Figure collection entries:
Start

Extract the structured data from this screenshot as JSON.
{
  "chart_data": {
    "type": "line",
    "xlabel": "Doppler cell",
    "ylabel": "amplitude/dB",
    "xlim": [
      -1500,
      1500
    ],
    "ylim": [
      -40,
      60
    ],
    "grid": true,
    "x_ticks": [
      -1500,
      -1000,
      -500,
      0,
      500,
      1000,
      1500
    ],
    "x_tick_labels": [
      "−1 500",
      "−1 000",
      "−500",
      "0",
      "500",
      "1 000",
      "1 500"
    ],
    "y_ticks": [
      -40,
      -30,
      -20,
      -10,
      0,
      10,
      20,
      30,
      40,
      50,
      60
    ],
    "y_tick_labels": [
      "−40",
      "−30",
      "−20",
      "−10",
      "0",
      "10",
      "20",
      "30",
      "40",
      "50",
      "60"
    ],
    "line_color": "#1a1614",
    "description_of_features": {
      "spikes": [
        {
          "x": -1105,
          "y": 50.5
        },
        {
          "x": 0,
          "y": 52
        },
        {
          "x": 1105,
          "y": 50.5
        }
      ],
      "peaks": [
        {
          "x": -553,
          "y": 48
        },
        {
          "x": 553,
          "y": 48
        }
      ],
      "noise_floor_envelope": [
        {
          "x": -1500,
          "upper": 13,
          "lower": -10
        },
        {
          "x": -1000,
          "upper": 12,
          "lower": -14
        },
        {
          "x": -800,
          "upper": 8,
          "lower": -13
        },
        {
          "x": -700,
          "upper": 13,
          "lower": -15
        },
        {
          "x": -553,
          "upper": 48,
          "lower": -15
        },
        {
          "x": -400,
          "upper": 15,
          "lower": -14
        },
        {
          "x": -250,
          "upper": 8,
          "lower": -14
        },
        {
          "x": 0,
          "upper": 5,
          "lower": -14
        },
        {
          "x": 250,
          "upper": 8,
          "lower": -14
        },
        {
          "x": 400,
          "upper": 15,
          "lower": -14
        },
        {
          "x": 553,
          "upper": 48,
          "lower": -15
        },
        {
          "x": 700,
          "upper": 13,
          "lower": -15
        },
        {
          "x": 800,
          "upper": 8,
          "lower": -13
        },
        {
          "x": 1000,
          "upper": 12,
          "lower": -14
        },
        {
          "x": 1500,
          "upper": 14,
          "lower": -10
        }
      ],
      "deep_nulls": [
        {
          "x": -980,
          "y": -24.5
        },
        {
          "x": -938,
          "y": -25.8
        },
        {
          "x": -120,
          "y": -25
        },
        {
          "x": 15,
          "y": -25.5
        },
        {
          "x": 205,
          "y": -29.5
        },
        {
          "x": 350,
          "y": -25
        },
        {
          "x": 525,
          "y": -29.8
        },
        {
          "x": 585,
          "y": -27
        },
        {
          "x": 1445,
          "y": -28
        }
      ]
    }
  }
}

End

Exercise aim: Write out the entries above once more, without altering anything.

Reply:
Extract the structured data from this screenshot as JSON.
{
  "chart_data": {
    "type": "line",
    "xlabel": "Doppler cell",
    "ylabel": "amplitude/dB",
    "xlim": [
      -1500,
      1500
    ],
    "ylim": [
      -40,
      60
    ],
    "grid": true,
    "x_ticks": [
      -1500,
      -1000,
      -500,
      0,
      500,
      1000,
      1500
    ],
    "x_tick_labels": [
      "−1 500",
      "−1 000",
      "−500",
      "0",
      "500",
      "1 000",
      "1 500"
    ],
    "y_ticks": [
      -40,
      -30,
      -20,
      -10,
      0,
      10,
      20,
      30,
      40,
      50,
      60
    ],
    "y_tick_labels": [
      "−40",
      "−30",
      "−20",
      "−10",
      "0",
      "10",
      "20",
      "30",
      "40",
      "50",
      "60"
    ],
    "line_color": "#1a1614",
    "description_of_features": {
      "spikes": [
        {
          "x": -1105,
          "y": 50.5
        },
        {
          "x": 0,
          "y": 52
        },
        {
          "x": 1105,
          "y": 50.5
        }
      ],
      "peaks": [
        {
          "x": -553,
          "y": 48
        },
        {
          "x": 553,
          "y": 48
        }
      ],
      "noise_floor_envelope": [
        {
          "x": -1500,
          "upper": 13,
          "lower": -10
        },
        {
          "x": -1000,
          "upper": 12,
          "lower": -14
        },
        {
          "x": -800,
          "upper": 8,
          "lower": -13
        },
        {
          "x": -700,
          "upper": 13,
          "lower": -15
        },
        {
          "x": -553,
          "upper": 48,
          "lower": -15
        },
        {
          "x": -400,
          "upper": 15,
          "lower": -14
        },
        {
          "x": -250,
          "upper": 8,
          "lower": -14
        },
        {
          "x": 0,
          "upper": 5,
          "lower": -14
        },
        {
          "x": 250,
          "upper": 8,
          "lower": -14
        },
        {
          "x": 400,
          "upper": 15,
          "lower": -14
        },
        {
          "x": 553,
          "upper": 48,
          "lower": -15
        },
        {
          "x": 700,
          "upper": 13,
          "lower": -15
        },
        {
          "x": 800,
          "upper": 8,
          "lower": -13
        },
        {
          "x": 1000,
          "upper": 12,
          "lower": -14
        },
        {
          "x": 1500,
          "upper": 14,
          "lower": -10
        }
      ],
      "deep_nulls": [
        {
          "x": -980,
          "y": -24.5
        },
        {
          "x": -938,
          "y": -25.8
        },
        {
          "x": -120,
          "y": -25
        },
        {
          "x": 15,
          "y": -25.5
        },
        {
          "x": 205,
          "y": -29.5
        },
        {
          "x": 350,
          "y": -25
        },
        {
          "x": 525,
          "y": -29.8
        },
        {
          "x": 585,
          "y": -27
        },
        {
          "x": 1445,
          "y": -28
        }
      ]
    }
  }
}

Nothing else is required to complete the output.